_Stored records_:
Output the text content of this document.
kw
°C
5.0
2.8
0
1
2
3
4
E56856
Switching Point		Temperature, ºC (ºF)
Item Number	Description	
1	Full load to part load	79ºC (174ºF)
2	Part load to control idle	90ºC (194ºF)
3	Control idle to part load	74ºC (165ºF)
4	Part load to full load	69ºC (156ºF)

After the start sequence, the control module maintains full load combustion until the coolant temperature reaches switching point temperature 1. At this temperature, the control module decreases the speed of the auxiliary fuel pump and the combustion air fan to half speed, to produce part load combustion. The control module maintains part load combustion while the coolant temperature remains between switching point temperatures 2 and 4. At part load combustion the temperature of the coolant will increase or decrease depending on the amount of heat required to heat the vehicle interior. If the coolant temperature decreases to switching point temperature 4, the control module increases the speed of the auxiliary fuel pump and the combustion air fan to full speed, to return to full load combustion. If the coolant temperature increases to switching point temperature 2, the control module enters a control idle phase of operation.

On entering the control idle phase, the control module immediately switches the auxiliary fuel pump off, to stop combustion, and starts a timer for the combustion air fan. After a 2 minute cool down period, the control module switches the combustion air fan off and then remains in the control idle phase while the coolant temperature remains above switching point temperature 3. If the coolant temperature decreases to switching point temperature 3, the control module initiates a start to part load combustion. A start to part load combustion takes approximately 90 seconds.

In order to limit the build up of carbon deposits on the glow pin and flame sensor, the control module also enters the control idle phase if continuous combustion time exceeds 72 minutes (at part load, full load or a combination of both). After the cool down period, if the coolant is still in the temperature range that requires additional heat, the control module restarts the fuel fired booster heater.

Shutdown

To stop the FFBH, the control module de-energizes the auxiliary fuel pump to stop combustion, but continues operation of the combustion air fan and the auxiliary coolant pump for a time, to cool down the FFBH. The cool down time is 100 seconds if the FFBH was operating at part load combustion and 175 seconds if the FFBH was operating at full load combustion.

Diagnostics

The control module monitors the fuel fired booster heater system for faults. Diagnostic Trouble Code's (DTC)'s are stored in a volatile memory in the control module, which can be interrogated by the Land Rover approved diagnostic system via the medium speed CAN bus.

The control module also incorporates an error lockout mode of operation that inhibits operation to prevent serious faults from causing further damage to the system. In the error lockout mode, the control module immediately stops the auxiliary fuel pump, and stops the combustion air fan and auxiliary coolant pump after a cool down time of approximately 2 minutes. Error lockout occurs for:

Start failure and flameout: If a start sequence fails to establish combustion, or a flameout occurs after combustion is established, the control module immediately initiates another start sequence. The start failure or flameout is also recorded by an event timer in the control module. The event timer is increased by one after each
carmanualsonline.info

_Exercise brief_:
Quote the entire listing above exactly.

_Output for this exercise_:
Output the text content of this document.
kw
°C
5.0
2.8
0
1
2
3
4
E56856
Switching Point		Temperature, ºC (ºF)
Item Number	Description	
1	Full load to part load	79ºC (174ºF)
2	Part load to control idle	90ºC (194ºF)
3	Control idle to part load	74ºC (165ºF)
4	Part load to full load	69ºC (156ºF)

After the start sequence, the control module maintains full load combustion until the coolant temperature reaches switching point temperature 1. At this temperature, the control module decreases the speed of the auxiliary fuel pump and the combustion air fan to half speed, to produce part load combustion. The control module maintains part load combustion while the coolant temperature remains between switching point temperatures 2 and 4. At part load combustion the temperature of the coolant will increase or decrease depending on the amount of heat required to heat the vehicle interior. If the coolant temperature decreases to switching point temperature 4, the control module increases the speed of the auxiliary fuel pump and the combustion air fan to full speed, to return to full load combustion. If the coolant temperature increases to switching point temperature 2, the control module enters a control idle phase of operation.

On entering the control idle phase, the control module immediately switches the auxiliary fuel pump off, to stop combustion, and starts a timer for the combustion air fan. After a 2 minute cool down period, the control module switches the combustion air fan off and then remains in the control idle phase while the coolant temperature remains above switching point temperature 3. If the coolant temperature decreases to switching point temperature 3, the control module initiates a start to part load combustion. A start to part load combustion takes approximately 90 seconds.

In order to limit the build up of carbon deposits on the glow pin and flame sensor, the control module also enters the control idle phase if continuous combustion time exceeds 72 minutes (at part load, full load or a combination of both). After the cool down period, if the coolant is still in the temperature range that requires additional heat, the control module restarts the fuel fired booster heater.

Shutdown

To stop the FFBH, the control module de-energizes the auxiliary fuel pump to stop combustion, but continues operation of the combustion air fan and the auxiliary coolant pump for a time, to cool down the FFBH. The cool down time is 100 seconds if the FFBH was operating at part load combustion and 175 seconds if the FFBH was operating at full load combustion.

Diagnostics

The control module monitors the fuel fired booster heater system for faults. Diagnostic Trouble Code's (DTC)'s are stored in a volatile memory in the control module, which can be interrogated by the Land Rover approved diagnostic system via the medium speed CAN bus.

The control module also incorporates an error lockout mode of operation that inhibits operation to prevent serious faults from causing further damage to the system. In the error lockout mode, the control module immediately stops the auxiliary fuel pump, and stops the combustion air fan and auxiliary coolant pump after a cool down time of approximately 2 minutes. Error lockout occurs for:

Start failure and flameout: If a start sequence fails to establish combustion, or a flameout occurs after combustion is established, the control module immediately initiates another start sequence. The start failure or flameout is also recorded by an event timer in the control module. The event timer is increased by one after each
carmanualsonline.info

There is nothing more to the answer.